# Start of Materials provided
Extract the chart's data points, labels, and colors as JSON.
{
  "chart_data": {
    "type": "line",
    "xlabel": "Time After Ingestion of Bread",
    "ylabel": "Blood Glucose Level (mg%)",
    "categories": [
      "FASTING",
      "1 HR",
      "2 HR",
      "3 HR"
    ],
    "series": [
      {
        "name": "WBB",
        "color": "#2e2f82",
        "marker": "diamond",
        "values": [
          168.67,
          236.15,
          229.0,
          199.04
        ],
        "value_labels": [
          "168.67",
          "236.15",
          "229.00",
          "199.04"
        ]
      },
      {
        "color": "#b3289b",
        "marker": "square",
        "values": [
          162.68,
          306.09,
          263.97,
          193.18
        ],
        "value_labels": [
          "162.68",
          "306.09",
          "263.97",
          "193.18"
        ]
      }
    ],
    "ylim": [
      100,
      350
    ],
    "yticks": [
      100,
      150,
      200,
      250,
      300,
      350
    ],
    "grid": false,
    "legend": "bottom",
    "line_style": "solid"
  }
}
# End of Materials provided
- [What is being asked]
Make an exact copy of the records.

- [Problem solution]
Extract the chart's data points, labels, and colors as JSON.
{
  "chart_data": {
    "type": "line",
    "xlabel": "Time After Ingestion of Bread",
    "ylabel": "Blood Glucose Level (mg%)",
    "categories": [
      "FASTING",
      "1 HR",
      "2 HR",
      "3 HR"
    ],
    "series": [
      {
        "name": "WBB",
        "color": "#2e2f82",
        "marker": "diamond",
        "values": [
          168.67,
          236.15,
          229.0,
          199.04
        ],
        "value_labels": [
          "168.67",
          "236.15",
          "229.00",
          "199.04"
        ]
      },
      {
        "color": "#b3289b",
        "marker": "square",
        "values": [
          162.68,
          306.09,
          263.97,
          193.18
        ],
        "value_labels": [
          "162.68",
          "306.09",
          "263.97",
          "193.18"
        ]
      }
    ],
    "ylim": [
      100,
      350
    ],
    "yticks": [
      100,
      150,
      200,
      250,
      300,
      350
    ],
    "grid": false,
    "legend": "bottom",
    "line_style": "solid"
  }
}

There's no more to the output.